Begin
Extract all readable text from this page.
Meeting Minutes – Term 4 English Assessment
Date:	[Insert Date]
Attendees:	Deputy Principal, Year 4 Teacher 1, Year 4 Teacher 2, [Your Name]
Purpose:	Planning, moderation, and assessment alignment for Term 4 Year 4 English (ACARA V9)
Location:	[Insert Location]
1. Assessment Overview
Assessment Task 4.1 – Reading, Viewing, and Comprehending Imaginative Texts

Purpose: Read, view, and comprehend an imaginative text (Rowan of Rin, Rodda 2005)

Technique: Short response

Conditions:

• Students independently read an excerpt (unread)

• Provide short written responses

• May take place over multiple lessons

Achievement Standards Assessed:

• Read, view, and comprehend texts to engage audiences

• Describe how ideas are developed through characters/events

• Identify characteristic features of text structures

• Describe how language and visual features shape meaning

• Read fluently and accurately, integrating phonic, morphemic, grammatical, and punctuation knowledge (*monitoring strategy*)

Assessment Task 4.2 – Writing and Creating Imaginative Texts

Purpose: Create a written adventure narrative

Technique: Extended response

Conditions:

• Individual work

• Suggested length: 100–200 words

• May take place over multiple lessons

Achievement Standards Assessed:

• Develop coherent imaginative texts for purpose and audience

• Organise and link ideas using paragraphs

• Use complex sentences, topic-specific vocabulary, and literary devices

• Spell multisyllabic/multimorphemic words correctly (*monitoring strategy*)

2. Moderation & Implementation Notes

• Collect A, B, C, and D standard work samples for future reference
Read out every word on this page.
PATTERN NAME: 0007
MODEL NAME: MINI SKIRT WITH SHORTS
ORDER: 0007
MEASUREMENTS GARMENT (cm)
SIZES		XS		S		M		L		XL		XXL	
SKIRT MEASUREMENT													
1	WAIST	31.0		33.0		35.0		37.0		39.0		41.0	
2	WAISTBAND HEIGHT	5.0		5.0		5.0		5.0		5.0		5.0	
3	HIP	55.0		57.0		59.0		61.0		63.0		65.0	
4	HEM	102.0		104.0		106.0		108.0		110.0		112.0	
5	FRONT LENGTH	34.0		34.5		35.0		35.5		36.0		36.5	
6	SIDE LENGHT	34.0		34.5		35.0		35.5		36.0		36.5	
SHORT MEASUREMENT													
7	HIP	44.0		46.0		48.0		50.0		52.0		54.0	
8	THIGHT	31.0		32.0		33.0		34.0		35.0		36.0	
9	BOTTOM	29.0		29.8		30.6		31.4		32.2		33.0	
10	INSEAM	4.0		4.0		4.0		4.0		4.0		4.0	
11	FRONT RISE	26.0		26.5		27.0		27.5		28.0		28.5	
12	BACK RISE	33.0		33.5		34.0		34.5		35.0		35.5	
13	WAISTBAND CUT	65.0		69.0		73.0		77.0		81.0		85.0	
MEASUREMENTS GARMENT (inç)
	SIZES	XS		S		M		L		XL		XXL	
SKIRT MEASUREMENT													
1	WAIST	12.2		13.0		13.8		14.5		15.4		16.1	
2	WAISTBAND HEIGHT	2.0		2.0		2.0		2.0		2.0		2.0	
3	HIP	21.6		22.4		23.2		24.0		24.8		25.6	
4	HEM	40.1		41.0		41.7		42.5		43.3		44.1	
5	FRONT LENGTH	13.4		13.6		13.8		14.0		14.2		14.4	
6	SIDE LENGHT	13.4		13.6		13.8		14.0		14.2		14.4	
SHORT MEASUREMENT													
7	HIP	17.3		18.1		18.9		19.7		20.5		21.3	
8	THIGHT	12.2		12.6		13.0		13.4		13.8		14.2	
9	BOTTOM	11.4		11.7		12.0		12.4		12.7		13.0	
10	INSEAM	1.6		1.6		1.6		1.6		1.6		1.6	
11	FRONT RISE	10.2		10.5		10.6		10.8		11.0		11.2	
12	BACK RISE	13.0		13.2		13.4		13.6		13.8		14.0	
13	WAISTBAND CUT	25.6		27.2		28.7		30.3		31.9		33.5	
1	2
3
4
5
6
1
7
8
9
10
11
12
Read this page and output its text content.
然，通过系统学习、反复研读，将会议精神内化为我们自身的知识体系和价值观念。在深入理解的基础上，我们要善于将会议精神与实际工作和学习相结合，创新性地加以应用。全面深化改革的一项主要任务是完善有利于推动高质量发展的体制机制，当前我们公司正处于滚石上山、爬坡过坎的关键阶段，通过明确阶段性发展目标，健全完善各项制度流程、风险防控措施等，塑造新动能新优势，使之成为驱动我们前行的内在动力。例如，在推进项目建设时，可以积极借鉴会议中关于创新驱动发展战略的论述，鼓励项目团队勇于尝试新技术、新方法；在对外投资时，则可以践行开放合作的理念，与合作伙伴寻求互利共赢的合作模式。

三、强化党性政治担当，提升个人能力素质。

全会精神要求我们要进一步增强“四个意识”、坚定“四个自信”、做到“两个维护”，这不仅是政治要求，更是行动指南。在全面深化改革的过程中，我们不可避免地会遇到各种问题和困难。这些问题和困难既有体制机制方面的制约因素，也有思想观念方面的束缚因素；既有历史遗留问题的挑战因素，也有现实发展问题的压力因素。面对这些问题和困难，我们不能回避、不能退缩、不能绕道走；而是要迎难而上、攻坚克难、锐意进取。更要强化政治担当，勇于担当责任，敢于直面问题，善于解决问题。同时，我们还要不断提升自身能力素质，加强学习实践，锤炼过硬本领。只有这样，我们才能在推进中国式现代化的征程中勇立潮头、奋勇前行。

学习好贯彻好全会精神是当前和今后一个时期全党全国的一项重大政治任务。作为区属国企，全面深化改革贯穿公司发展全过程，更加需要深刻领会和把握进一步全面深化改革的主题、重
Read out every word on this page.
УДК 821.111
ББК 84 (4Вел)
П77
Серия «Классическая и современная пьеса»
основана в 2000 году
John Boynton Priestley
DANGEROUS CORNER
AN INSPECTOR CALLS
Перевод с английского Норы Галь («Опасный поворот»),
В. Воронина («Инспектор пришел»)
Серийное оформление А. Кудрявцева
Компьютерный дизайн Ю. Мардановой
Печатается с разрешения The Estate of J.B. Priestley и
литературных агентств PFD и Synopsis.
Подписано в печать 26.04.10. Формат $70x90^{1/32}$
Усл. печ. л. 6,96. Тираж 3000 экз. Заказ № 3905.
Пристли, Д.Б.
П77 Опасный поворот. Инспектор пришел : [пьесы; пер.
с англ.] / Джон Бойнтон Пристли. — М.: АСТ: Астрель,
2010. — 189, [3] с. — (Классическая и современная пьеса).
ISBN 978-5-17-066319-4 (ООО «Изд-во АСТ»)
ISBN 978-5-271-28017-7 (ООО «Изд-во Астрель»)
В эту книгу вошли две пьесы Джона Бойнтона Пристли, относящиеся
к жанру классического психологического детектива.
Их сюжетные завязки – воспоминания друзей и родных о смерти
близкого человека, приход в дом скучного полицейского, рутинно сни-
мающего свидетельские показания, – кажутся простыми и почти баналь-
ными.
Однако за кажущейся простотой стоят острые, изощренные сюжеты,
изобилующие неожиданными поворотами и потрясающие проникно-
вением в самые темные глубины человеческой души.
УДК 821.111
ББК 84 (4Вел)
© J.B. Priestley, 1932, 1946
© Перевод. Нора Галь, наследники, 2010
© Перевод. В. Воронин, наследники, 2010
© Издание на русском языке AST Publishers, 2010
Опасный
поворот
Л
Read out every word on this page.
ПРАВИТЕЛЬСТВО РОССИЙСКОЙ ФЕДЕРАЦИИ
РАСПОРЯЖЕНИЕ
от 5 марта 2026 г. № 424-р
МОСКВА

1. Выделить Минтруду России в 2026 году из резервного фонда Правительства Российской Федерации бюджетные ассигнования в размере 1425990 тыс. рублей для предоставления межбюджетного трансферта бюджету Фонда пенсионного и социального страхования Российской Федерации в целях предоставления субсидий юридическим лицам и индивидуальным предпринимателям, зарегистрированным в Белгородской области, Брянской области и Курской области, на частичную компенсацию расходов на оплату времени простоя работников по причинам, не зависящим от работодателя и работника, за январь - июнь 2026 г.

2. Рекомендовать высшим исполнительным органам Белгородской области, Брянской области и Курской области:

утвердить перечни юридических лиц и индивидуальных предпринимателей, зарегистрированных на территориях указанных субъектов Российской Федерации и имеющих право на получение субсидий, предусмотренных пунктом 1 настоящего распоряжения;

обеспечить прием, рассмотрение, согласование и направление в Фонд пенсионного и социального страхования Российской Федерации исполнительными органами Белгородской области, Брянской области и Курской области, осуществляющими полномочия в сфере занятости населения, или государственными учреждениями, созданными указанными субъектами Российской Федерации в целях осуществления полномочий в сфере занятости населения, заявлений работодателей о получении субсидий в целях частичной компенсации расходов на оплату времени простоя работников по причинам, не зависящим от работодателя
End
- Goal:
Above are the records; copy every line in them that holds the word "BOTTOM".

- Result for this exercise:
9	BOTTOM	29.0		29.8		30.6		31.4		32.2		33.0	
9	BOTTOM	11.4		11.7		12.0		12.4		12.7		13.0	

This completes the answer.